(Saved data entries)
((

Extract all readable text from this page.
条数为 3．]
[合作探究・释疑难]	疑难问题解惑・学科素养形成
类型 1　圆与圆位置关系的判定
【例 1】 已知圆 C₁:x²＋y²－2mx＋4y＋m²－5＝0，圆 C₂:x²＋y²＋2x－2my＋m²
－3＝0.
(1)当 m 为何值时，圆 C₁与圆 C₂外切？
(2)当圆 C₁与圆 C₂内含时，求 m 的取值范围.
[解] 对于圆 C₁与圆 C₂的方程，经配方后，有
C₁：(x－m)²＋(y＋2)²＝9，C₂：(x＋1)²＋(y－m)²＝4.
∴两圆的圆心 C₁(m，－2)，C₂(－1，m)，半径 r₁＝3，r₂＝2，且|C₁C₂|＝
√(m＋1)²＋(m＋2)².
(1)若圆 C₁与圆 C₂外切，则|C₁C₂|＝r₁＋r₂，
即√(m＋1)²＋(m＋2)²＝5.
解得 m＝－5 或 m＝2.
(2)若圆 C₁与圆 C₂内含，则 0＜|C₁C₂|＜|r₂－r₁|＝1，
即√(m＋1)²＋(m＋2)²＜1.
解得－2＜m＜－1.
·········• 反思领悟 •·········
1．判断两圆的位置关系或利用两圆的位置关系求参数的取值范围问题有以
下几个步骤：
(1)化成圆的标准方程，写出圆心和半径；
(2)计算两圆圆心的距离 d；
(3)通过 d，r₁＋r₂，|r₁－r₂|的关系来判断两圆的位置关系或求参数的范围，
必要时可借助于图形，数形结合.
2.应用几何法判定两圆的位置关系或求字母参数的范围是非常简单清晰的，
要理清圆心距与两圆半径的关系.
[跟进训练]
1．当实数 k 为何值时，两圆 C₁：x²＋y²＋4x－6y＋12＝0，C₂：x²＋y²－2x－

))

• Directions for this task
Go through the records above and copy every line with the word "C₁C₂".

• Written solution
∴两圆的圆心 C₁(m，－2)，C₂(－1，m)，半径 r₁＝3，r₂＝2，且|C₁C₂|＝
(1)若圆 C₁与圆 C₂外切，则|C₁C₂|＝r₁＋r₂，
(2)若圆 C₁与圆 C₂内含，则 0＜|C₁C₂|＜|r₂－r₁|＝1，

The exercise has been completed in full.